# WHAT TO DO:
Every entry must be repeated exactly. Exclude all pictures.

(Excerpts from a figure dataset)
..............................
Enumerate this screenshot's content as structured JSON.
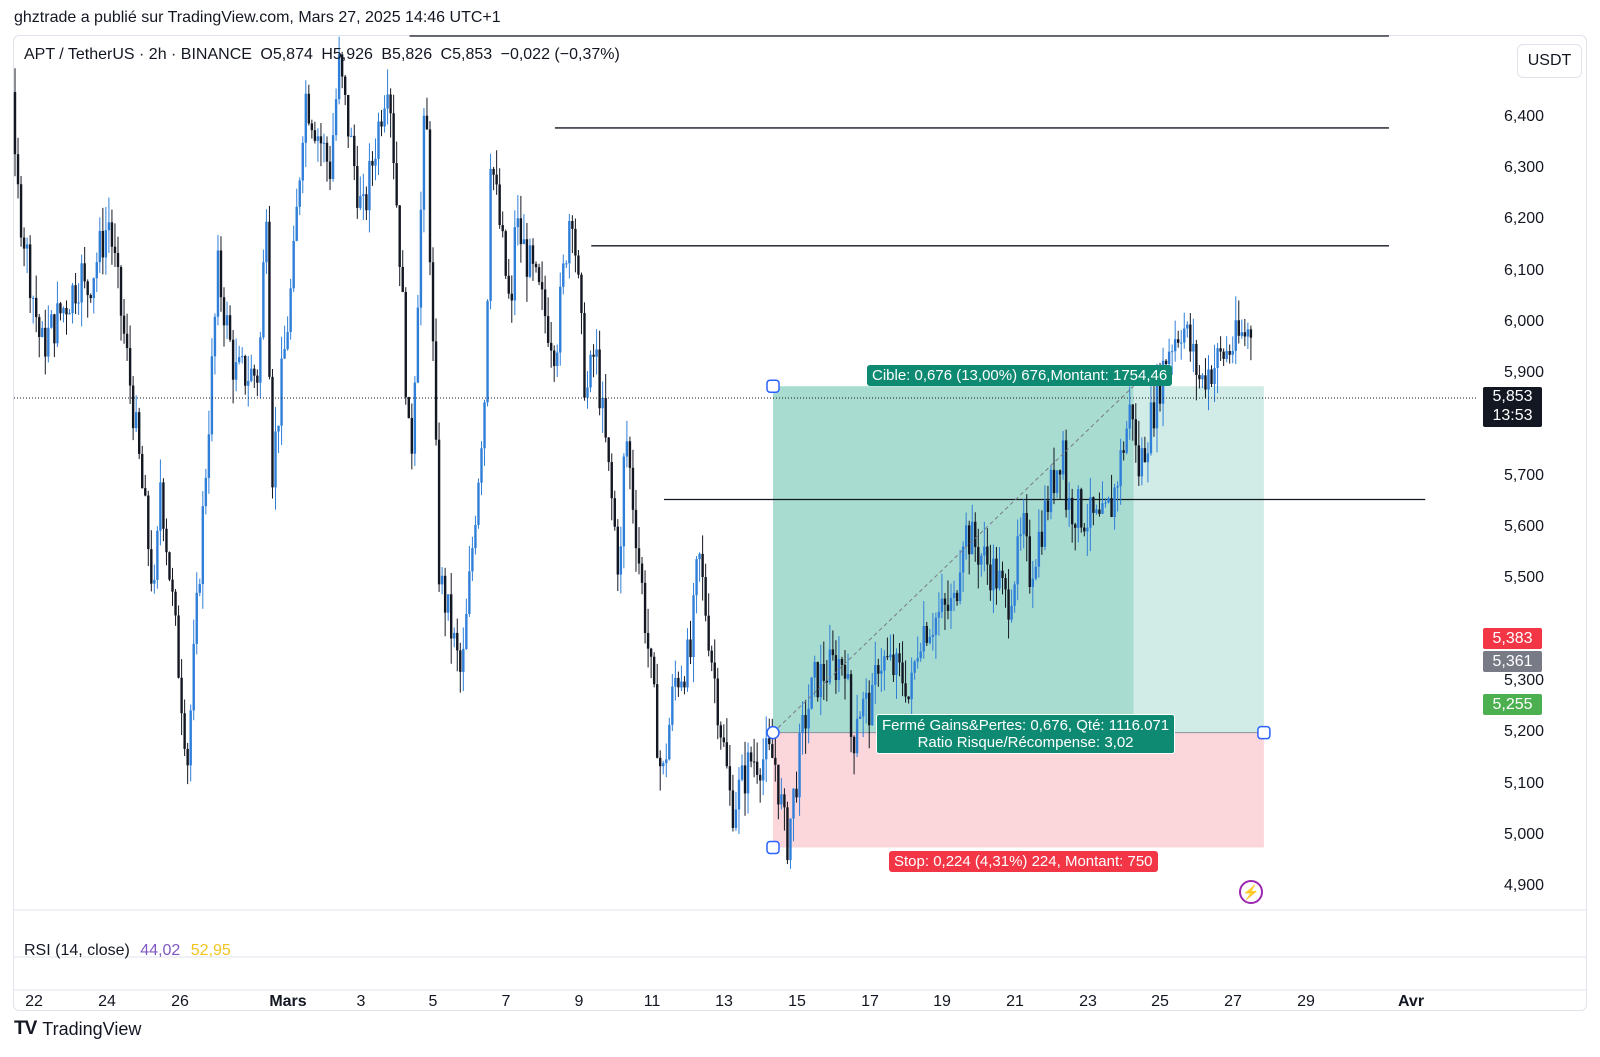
{
  "header": "ghztrade a publié sur TradingView.com, Mars 27, 2025 14:46 UTC+1",
  "legend": {
    "symbol": "APT / TetherUS · 2h · BINANCE",
    "open": "O5,874",
    "high": "H5,926",
    "low": "B5,826",
    "close": "C5,853",
    "change": "−0,022 (−0,37%)"
  },
  "currency": "USDT",
  "price_labels": [
    "6,400",
    "6,300",
    "6,200",
    "6,100",
    "6,000",
    "5,900",
    "5,700",
    "5,600",
    "5,500",
    "5,300",
    "5,200",
    "5,100",
    "5,000",
    "4,900"
  ],
  "tags": {
    "last_price": "5,853",
    "countdown": "13:53",
    "red": "5,383",
    "gray": "5,361",
    "green": "5,255"
  },
  "position": {
    "target_text": "Cible: 0,676 (13,00%) 676,Montant: 1754,46",
    "closed_line1": "Fermé Gains&Pertes: 0,676, Qté: 1116.071",
    "closed_line2": "Ratio Risque/Récompense: 3,02",
    "stop_text": "Stop: 0,224 (4,31%) 224, Montant: 750"
  },
  "rsi": {
    "label": "RSI (14, close)",
    "value1": "44,02",
    "value2": "52,95"
  },
  "x_labels": [
    "22",
    "24",
    "26",
    "Mars",
    "3",
    "5",
    "7",
    "9",
    "11",
    "13",
    "15",
    "17",
    "19",
    "21",
    "23",
    "25",
    "27",
    "29",
    "Avr"
  ],
  "footer": "TradingView",
  "colors": {
    "up": "#2f7fd9",
    "down": "#131722",
    "target_zone": "#a8dcd1",
    "target_zone_light": "#d1ece6",
    "stop_zone": "#fbd7dc",
    "target_label": "#0f8a72",
    "stop_label": "#f23645",
    "tag_red": "#f23645",
    "tag_gray": "#787b86",
    "tag_green": "#4caf50"
  },
  "chart_data": {
    "type": "candlestick",
    "title": "APT / TetherUS · 2h · BINANCE",
    "ylabel": "USDT",
    "ylim": [
      4.85,
      6.55
    ],
    "x_range": [
      "2025-02-21",
      "2025-04-01"
    ],
    "last_price": 5.853,
    "horizontal_levels": [
      {
        "price": 6.58,
        "from": "2025-03-04",
        "to": "2025-03-31"
      },
      {
        "price": 6.38,
        "from": "2025-03-08",
        "to": "2025-03-31"
      },
      {
        "price": 6.15,
        "from": "2025-03-09",
        "to": "2025-03-31"
      },
      {
        "price": 5.655,
        "from": "2025-03-11",
        "to": "2025-04-01"
      }
    ],
    "position": {
      "type": "long",
      "entry": 5.2,
      "target": 5.876,
      "stop": 4.976,
      "start": "2025-03-14",
      "end": "2025-03-28",
      "closed": "2025-03-24"
    },
    "price_path": [
      [
        "2025-02-21",
        6.45
      ],
      [
        "2025-02-21",
        6.3
      ],
      [
        "2025-02-22",
        6.0
      ],
      [
        "2025-02-22",
        5.95
      ],
      [
        "2025-02-23",
        6.1
      ],
      [
        "2025-02-23",
        6.05
      ],
      [
        "2025-02-24",
        6.2
      ],
      [
        "2025-02-24",
        5.85
      ],
      [
        "2025-02-25",
        5.7
      ],
      [
        "2025-02-25",
        5.45
      ],
      [
        "2025-02-26",
        5.15
      ],
      [
        "2025-02-26",
        5.6
      ],
      [
        "2025-02-27",
        5.9
      ],
      [
        "2025-02-27",
        6.1
      ],
      [
        "2025-02-28",
        6.25
      ],
      [
        "2025-02-28",
        5.9
      ],
      [
        "2025-02-28",
        5.7
      ],
      [
        "2025-03-01",
        6.1
      ],
      [
        "2025-03-01",
        6.45
      ],
      [
        "2025-03-02",
        6.5
      ],
      [
        "2025-03-02",
        6.3
      ],
      [
        "2025-03-03",
        6.2
      ],
      [
        "2025-03-03",
        6.5
      ],
      [
        "2025-03-04",
        6.45
      ],
      [
        "2025-03-04",
        6.1
      ],
      [
        "2025-03-04",
        5.7
      ],
      [
        "2025-03-05",
        5.3
      ],
      [
        "2025-03-05",
        5.5
      ],
      [
        "2025-03-05",
        5.45
      ],
      [
        "2025-03-06",
        5.9
      ],
      [
        "2025-03-06",
        6.35
      ],
      [
        "2025-03-07",
        6.2
      ],
      [
        "2025-03-07",
        6.0
      ],
      [
        "2025-03-08",
        6.25
      ],
      [
        "2025-03-08",
        5.95
      ],
      [
        "2025-03-09",
        5.85
      ],
      [
        "2025-03-09",
        5.95
      ],
      [
        "2025-03-10",
        5.8
      ],
      [
        "2025-03-10",
        5.5
      ],
      [
        "2025-03-11",
        5.3
      ],
      [
        "2025-03-11",
        5.1
      ],
      [
        "2025-03-12",
        5.55
      ],
      [
        "2025-03-12",
        5.35
      ],
      [
        "2025-03-13",
        5.15
      ],
      [
        "2025-03-13",
        5.05
      ],
      [
        "2025-03-14",
        4.98
      ],
      [
        "2025-03-14",
        5.15
      ],
      [
        "2025-03-15",
        5.22
      ],
      [
        "2025-03-15",
        5.3
      ],
      [
        "2025-03-16",
        5.35
      ],
      [
        "2025-03-16",
        5.25
      ],
      [
        "2025-03-16",
        5.15
      ],
      [
        "2025-03-17",
        5.25
      ],
      [
        "2025-03-17",
        5.35
      ],
      [
        "2025-03-18",
        5.4
      ],
      [
        "2025-03-18",
        5.25
      ],
      [
        "2025-03-18",
        5.3
      ],
      [
        "2025-03-19",
        5.45
      ],
      [
        "2025-03-19",
        5.6
      ],
      [
        "2025-03-20",
        5.5
      ],
      [
        "2025-03-20",
        5.45
      ],
      [
        "2025-03-21",
        5.6
      ],
      [
        "2025-03-21",
        5.5
      ],
      [
        "2025-03-22",
        5.65
      ],
      [
        "2025-03-22",
        5.78
      ],
      [
        "2025-03-23",
        5.65
      ],
      [
        "2025-03-23",
        5.6
      ],
      [
        "2025-03-24",
        5.7
      ],
      [
        "2025-03-24",
        5.85
      ],
      [
        "2025-03-25",
        5.95
      ],
      [
        "2025-03-25",
        6.0
      ],
      [
        "2025-03-26",
        5.88
      ],
      [
        "2025-03-26",
        5.9
      ],
      [
        "2025-03-27",
        6.0
      ],
      [
        "2025-03-27",
        5.853
      ]
    ]
  }
}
..............................
# ANSWER TO THIS PROBLEM:
Enumerate this screenshot's content as structured JSON.
{
  "header": "ghztrade a publié sur TradingView.com, Mars 27, 2025 14:46 UTC+1",
  "legend": {
    "symbol": "APT / TetherUS · 2h · BINANCE",
    "open": "O5,874",
    "high": "H5,926",
    "low": "B5,826",
    "close": "C5,853",
    "change": "−0,022 (−0,37%)"
  },
  "currency": "USDT",
  "price_labels": [
    "6,400",
    "6,300",
    "6,200",
    "6,100",
    "6,000",
    "5,900",
    "5,700",
    "5,600",
    "5,500",
    "5,300",
    "5,200",
    "5,100",
    "5,000",
    "4,900"
  ],
  "tags": {
    "last_price": "5,853",
    "countdown": "13:53",
    "red": "5,383",
    "gray": "5,361",
    "green": "5,255"
  },
  "position": {
    "target_text": "Cible: 0,676 (13,00%) 676,Montant: 1754,46",
    "closed_line1": "Fermé Gains&Pertes: 0,676, Qté: 1116.071",
    "closed_line2": "Ratio Risque/Récompense: 3,02",
    "stop_text": "Stop: 0,224 (4,31%) 224, Montant: 750"
  },
  "rsi": {
    "label": "RSI (14, close)",
    "value1": "44,02",
    "value2": "52,95"
  },
  "x_labels": [
    "22",
    "24",
    "26",
    "Mars",
    "3",
    "5",
    "7",
    "9",
    "11",
    "13",
    "15",
    "17",
    "19",
    "21",
    "23",
    "25",
    "27",
    "29",
    "Avr"
  ],
  "footer": "TradingView",
  "colors": {
    "up": "#2f7fd9",
    "down": "#131722",
    "target_zone": "#a8dcd1",
    "target_zone_light": "#d1ece6",
    "stop_zone": "#fbd7dc",
    "target_label": "#0f8a72",
    "stop_label": "#f23645",
    "tag_red": "#f23645",
    "tag_gray": "#787b86",
    "tag_green": "#4caf50"
  },
  "chart_data": {
    "type": "candlestick",
    "title": "APT / TetherUS · 2h · BINANCE",
    "ylabel": "USDT",
    "ylim": [
      4.85,
      6.55
    ],
    "x_range": [
      "2025-02-21",
      "2025-04-01"
    ],
    "last_price": 5.853,
    "horizontal_levels": [
      {
        "price": 6.58,
        "from": "2025-03-04",
        "to": "2025-03-31"
      },
      {
        "price": 6.38,
        "from": "2025-03-08",
        "to": "2025-03-31"
      },
      {
        "price": 6.15,
        "from": "2025-03-09",
        "to": "2025-03-31"
      },
      {
        "price": 5.655,
        "from": "2025-03-11",
        "to": "2025-04-01"
      }
    ],
    "position": {
      "type": "long",
      "entry": 5.2,
      "target": 5.876,
      "stop": 4.976,
      "start": "2025-03-14",
      "end": "2025-03-28",
      "closed": "2025-03-24"
    },
    "price_path": [
      [
        "2025-02-21",
        6.45
      ],
      [
        "2025-02-21",
        6.3
      ],
      [
        "2025-02-22",
        6.0
      ],
      [
        "2025-02-22",
        5.95
      ],
      [
        "2025-02-23",
        6.1
      ],
      [
        "2025-02-23",
        6.05
      ],
      [
        "2025-02-24",
        6.2
      ],
      [
        "2025-02-24",
        5.85
      ],
      [
        "2025-02-25",
        5.7
      ],
      [
        "2025-02-25",
        5.45
      ],
      [
        "2025-02-26",
        5.15
      ],
      [
        "2025-02-26",
        5.6
      ],
      [
        "2025-02-27",
        5.9
      ],
      [
        "2025-02-27",
        6.1
      ],
      [
        "2025-02-28",
        6.25
      ],
      [
        "2025-02-28",
        5.9
      ],
      [
        "2025-02-28",
        5.7
      ],
      [
        "2025-03-01",
        6.1
      ],
      [
        "2025-03-01",
        6.45
      ],
      [
        "2025-03-02",
        6.5
      ],
      [
        "2025-03-02",
        6.3
      ],
      [
        "2025-03-03",
        6.2
      ],
      [
        "2025-03-03",
        6.5
      ],
      [
        "2025-03-04",
        6.45
      ],
      [
        "2025-03-04",
        6.1
      ],
      [
        "2025-03-04",
        5.7
      ],
      [
        "2025-03-05",
        5.3
      ],
      [
        "2025-03-05",
        5.5
      ],
      [
        "2025-03-05",
        5.45
      ],
      [
        "2025-03-06",
        5.9
      ],
      [
        "2025-03-06",
        6.35
      ],
      [
        "2025-03-07",
        6.2
      ],
      [
        "2025-03-07",
        6.0
      ],
      [
        "2025-03-08",
        6.25
      ],
      [
        "2025-03-08",
        5.95
      ],
      [
        "2025-03-09",
        5.85
      ],
      [
        "2025-03-09",
        5.95
      ],
      [
        "2025-03-10",
        5.8
      ],
      [
        "2025-03-10",
        5.5
      ],
      [
        "2025-03-11",
        5.3
      ],
      [
        "2025-03-11",
        5.1
      ],
      [
        "2025-03-12",
        5.55
      ],
      [
        "2025-03-12",
        5.35
      ],
      [
        "2025-03-13",
        5.15
      ],
      [
        "2025-03-13",
        5.05
      ],
      [
        "2025-03-14",
        4.98
      ],
      [
        "2025-03-14",
        5.15
      ],
      [
        "2025-03-15",
        5.22
      ],
      [
        "2025-03-15",
        5.3
      ],
      [
        "2025-03-16",
        5.35
      ],
      [
        "2025-03-16",
        5.25
      ],
      [
        "2025-03-16",
        5.15
      ],
      [
        "2025-03-17",
        5.25
      ],
      [
        "2025-03-17",
        5.35
      ],
      [
        "2025-03-18",
        5.4
      ],
      [
        "2025-03-18",
        5.25
      ],
      [
        "2025-03-18",
        5.3
      ],
      [
        "2025-03-19",
        5.45
      ],
      [
        "2025-03-19",
        5.6
      ],
      [
        "2025-03-20",
        5.5
      ],
      [
        "2025-03-20",
        5.45
      ],
      [
        "2025-03-21",
        5.6
      ],
      [
        "2025-03-21",
        5.5
      ],
      [
        "2025-03-22",
        5.65
      ],
      [
        "2025-03-22",
        5.78
      ],
      [
        "2025-03-23",
        5.65
      ],
      [
        "2025-03-23",
        5.6
      ],
      [
        "2025-03-24",
        5.7
      ],
      [
        "2025-03-24",
        5.85
      ],
      [
        "2025-03-25",
        5.95
      ],
      [
        "2025-03-25",
        6.0
      ],
      [
        "2025-03-26",
        5.88
      ],
      [
        "2025-03-26",
        5.9
      ],
      [
        "2025-03-27",
        6.0
      ],
      [
        "2025-03-27",
        5.853
      ]
    ]
  }
}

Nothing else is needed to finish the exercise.